- **Records for this exercise**
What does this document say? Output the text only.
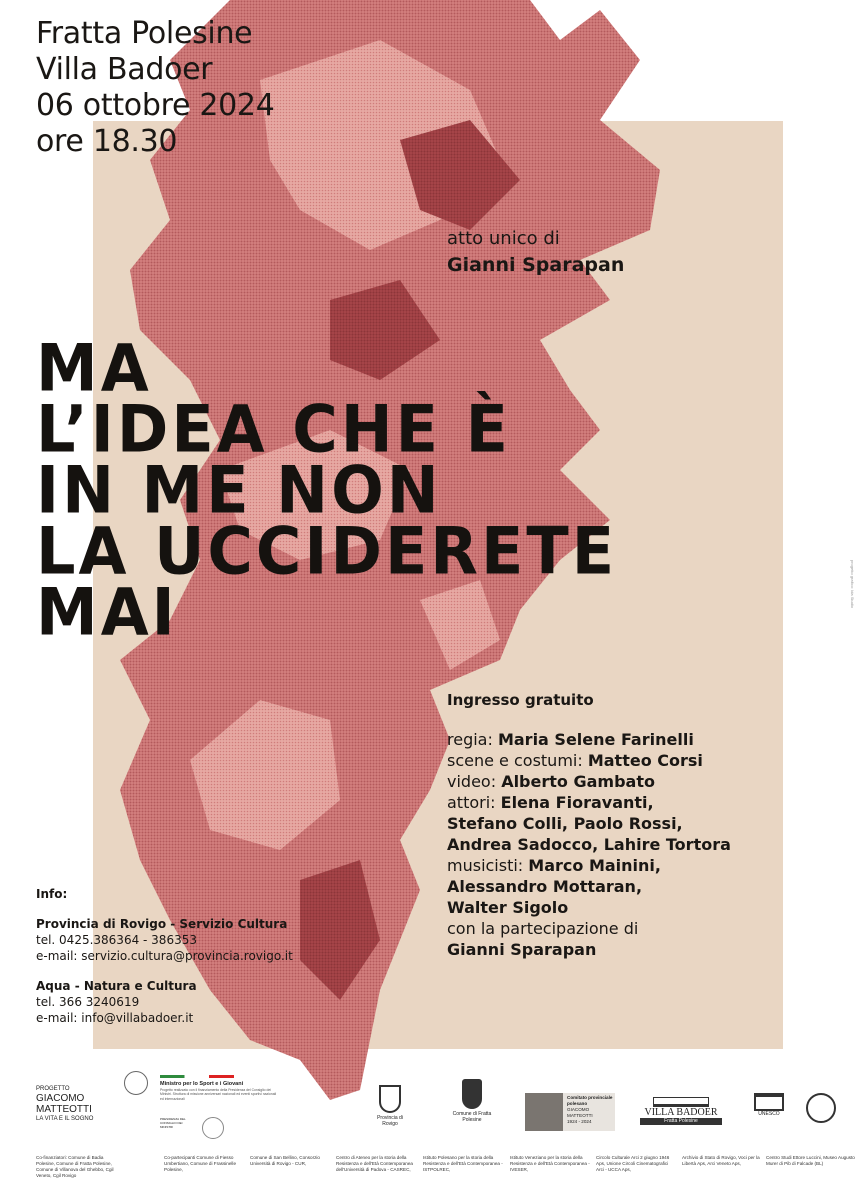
Fratta Polesine
Villa Badoer
06 ottobre 2024
ore 18.30
atto unico di
Gianni Sparapan
MA
L’IDEA CHE È
IN ME NON
LA UCCIDERETE
MAI
Ingresso gratuito
regia: Maria Selene Farinelli
scene e costumi: Matteo Corsi
video: Alberto Gambato
attori: Elena Fioravanti,
Stefano Colli, Paolo Rossi,
Andrea Sadocco, Lahire Tortora
musicisti: Marco Mainini,
Alessandro Mottaran,
Walter Sigolo
con la partecipazione di
Gianni Sparapan
Info:
Provincia di Rovigo - Servizio Cultura
tel. 0425.386364 - 386353
e-mail: servizio.cultura@provincia.rovigo.it
Aqua - Natura e Cultura
tel. 366 3240619
e-mail: info@villabadoer.it
progetto grafico: Ida Studio
PROGETTO
GIACOMO
MATTEOTTI
LA VITA E IL SOGNO
Ministro per lo Sport e i Giovani
Progetto realizzato con il finanziamento della Presidenza del Consiglio dei Ministri. Struttura di missione anniversari nazionali ed eventi sportivi nazionali ed internazionali
PRESIDENZA DEL CONSIGLIO DEI MINISTRI
Provincia di Rovigo
Comune di Fratta Polesine
Comitato provinciale polesano
GIACOMO MATTEOTTI
1924 - 2024
VILLA BADOER
Fratta Polesine
UNESCO
Co-finanziatori: Comune di Badia Polesine, Comune di Fratta Polesine, Comune di Villanova del Ghebbo, Cgil Veneto, Cgil Rovigo
Co-partecipanti Comune di Fiesso Umbertiano, Comune di Frassinelle Polesine,
Comune di San Bellino, Consorzio Università di Rovigo - CUR,
Centro di Ateneo per la storia della Resistenza e dell'Età Contemporanea dell'Università di Padova - CASREC,
Istituto Polesano per la storia della Resistenza e dell'Età Contemporanea - ISTPOLREC,
Istituto Veneziano per la storia della Resistenza e dell'Età Contemporanea - IVESER,
Circolo Culturale Arci 2 giugno 1946 Aps, Unione Circoli Cinematografici Arci - UCCA Aps,
Archivio di Stato di Rovigo, Voci per la Libertà Aps, Arci Veneto Aps,
Centro Studi Ettore Luccini, Museo Augusto Murer di Pib di Falcade (BL)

- **Your objective**
Nothing in the entries above should change when they are printed again, except that the pictures are dropped.

- **Task output**
What does this document say? Output the text only.
Fratta Polesine
Villa Badoer
06 ottobre 2024
ore 18.30
atto unico di
Gianni Sparapan
MA
L’IDEA CHE È
IN ME NON
LA UCCIDERETE
MAI
Ingresso gratuito
regia: Maria Selene Farinelli
scene e costumi: Matteo Corsi
video: Alberto Gambato
attori: Elena Fioravanti,
Stefano Colli, Paolo Rossi,
Andrea Sadocco, Lahire Tortora
musicisti: Marco Mainini,
Alessandro Mottaran,
Walter Sigolo
con la partecipazione di
Gianni Sparapan
Info:
Provincia di Rovigo - Servizio Cultura
tel. 0425.386364 - 386353
e-mail: servizio.cultura@provincia.rovigo.it
Aqua - Natura e Cultura
tel. 366 3240619
e-mail: info@villabadoer.it
progetto grafico: Ida Studio
PROGETTO
GIACOMO
MATTEOTTI
LA VITA E IL SOGNO
Ministro per lo Sport e i Giovani
Progetto realizzato con il finanziamento della Presidenza del Consiglio dei Ministri. Struttura di missione anniversari nazionali ed eventi sportivi nazionali ed internazionali
PRESIDENZA DEL CONSIGLIO DEI MINISTRI
Provincia di Rovigo
Comune di Fratta Polesine
Comitato provinciale polesano
GIACOMO MATTEOTTI
1924 - 2024
VILLA BADOER
Fratta Polesine
UNESCO
Co-finanziatori: Comune di Badia Polesine, Comune di Fratta Polesine, Comune di Villanova del Ghebbo, Cgil Veneto, Cgil Rovigo
Co-partecipanti Comune di Fiesso Umbertiano, Comune di Frassinelle Polesine,
Comune di San Bellino, Consorzio Università di Rovigo - CUR,
Centro di Ateneo per la storia della Resistenza e dell'Età Contemporanea dell'Università di Padova - CASREC,
Istituto Polesano per la storia della Resistenza e dell'Età Contemporanea - ISTPOLREC,
Istituto Veneziano per la storia della Resistenza e dell'Età Contemporanea - IVESER,
Circolo Culturale Arci 2 giugno 1946 Aps, Unione Circoli Cinematografici Arci - UCCA Aps,
Archivio di Stato di Rovigo, Voci per la Libertà Aps, Arci Veneto Aps,
Centro Studi Ettore Luccini, Museo Augusto Murer di Pib di Falcade (BL)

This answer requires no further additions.